## Exercise inputs:
★ ★ ★ ★ ★
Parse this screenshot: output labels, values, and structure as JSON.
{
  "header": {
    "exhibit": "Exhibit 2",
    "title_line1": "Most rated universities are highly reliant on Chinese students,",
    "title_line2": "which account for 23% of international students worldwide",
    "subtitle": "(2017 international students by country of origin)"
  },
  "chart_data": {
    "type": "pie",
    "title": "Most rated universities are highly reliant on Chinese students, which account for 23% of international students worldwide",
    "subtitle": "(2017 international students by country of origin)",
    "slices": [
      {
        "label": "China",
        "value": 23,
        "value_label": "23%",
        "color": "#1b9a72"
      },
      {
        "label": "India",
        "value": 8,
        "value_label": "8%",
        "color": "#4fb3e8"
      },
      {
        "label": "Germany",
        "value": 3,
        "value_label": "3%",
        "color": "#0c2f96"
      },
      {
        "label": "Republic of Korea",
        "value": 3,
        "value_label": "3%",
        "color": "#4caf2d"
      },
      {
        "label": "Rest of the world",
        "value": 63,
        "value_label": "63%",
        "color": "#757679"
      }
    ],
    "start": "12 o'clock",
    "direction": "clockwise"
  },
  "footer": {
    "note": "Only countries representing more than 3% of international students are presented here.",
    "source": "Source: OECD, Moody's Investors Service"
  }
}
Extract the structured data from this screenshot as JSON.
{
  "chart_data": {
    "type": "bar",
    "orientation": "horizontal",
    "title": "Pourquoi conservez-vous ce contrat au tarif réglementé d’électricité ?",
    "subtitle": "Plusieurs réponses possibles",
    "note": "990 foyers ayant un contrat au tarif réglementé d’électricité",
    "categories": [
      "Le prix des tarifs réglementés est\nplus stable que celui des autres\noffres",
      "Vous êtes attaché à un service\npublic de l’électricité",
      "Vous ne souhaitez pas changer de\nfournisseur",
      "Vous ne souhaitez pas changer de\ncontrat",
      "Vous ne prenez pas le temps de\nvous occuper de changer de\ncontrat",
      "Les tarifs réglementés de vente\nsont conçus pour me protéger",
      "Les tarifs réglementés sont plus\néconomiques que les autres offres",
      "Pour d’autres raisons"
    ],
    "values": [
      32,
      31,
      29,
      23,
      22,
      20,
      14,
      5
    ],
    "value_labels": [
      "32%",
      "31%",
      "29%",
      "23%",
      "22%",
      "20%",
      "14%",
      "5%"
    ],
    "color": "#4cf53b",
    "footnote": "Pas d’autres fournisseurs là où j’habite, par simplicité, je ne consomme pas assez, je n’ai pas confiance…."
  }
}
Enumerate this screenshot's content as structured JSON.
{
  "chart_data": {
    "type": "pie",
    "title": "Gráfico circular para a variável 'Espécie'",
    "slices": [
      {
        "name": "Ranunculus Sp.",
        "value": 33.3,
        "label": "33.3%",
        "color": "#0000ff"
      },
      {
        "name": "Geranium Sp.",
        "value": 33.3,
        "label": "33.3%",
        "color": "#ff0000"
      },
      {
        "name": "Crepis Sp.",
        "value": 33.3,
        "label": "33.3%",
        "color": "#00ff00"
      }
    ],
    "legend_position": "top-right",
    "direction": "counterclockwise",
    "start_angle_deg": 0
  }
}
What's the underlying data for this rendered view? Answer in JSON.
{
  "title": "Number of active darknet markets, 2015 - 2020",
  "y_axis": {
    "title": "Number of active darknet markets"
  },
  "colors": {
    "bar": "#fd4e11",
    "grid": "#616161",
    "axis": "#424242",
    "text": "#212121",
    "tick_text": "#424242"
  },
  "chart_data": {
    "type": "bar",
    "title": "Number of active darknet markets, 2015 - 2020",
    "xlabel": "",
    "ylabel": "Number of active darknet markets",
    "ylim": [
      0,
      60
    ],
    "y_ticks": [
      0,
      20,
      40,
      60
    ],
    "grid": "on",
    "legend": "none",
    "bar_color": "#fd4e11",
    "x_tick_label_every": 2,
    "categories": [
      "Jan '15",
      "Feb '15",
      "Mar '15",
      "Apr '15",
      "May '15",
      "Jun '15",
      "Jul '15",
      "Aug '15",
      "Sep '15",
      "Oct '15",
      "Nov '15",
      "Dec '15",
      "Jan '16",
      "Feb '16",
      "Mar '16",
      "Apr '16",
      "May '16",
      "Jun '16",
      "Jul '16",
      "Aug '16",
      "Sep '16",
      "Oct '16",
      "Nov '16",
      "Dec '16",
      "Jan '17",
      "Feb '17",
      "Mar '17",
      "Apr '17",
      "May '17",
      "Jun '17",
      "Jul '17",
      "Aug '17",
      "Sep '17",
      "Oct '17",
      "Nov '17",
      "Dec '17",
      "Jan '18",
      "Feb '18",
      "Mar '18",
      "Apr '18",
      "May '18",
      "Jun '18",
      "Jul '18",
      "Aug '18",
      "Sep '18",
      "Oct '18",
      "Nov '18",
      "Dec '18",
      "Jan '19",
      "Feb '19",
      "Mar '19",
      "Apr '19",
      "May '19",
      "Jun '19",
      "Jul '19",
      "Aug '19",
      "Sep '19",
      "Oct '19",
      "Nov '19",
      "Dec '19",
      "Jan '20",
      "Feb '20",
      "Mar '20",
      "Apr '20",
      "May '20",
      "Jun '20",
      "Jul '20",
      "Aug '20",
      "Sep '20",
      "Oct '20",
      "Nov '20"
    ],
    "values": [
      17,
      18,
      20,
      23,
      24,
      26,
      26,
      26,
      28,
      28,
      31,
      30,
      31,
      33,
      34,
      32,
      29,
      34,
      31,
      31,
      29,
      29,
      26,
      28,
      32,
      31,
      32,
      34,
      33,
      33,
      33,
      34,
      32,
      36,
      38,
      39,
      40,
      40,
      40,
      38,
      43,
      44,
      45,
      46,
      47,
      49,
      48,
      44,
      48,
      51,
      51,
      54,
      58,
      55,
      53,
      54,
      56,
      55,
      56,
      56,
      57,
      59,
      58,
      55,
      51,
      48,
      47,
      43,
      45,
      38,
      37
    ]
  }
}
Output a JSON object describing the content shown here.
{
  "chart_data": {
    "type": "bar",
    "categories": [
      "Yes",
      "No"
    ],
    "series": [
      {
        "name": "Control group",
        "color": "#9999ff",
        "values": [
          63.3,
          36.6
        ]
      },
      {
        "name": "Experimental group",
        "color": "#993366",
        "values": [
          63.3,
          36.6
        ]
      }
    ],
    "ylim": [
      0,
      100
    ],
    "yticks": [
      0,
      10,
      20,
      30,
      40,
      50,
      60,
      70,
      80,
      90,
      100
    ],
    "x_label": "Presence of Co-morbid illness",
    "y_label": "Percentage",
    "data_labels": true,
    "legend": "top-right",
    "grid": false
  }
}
★ ★ ★ ★ ★
## Problem to solve:
How many lines in these entries hold the string "origin"? Answer with the number alone.

## Expected answer:
2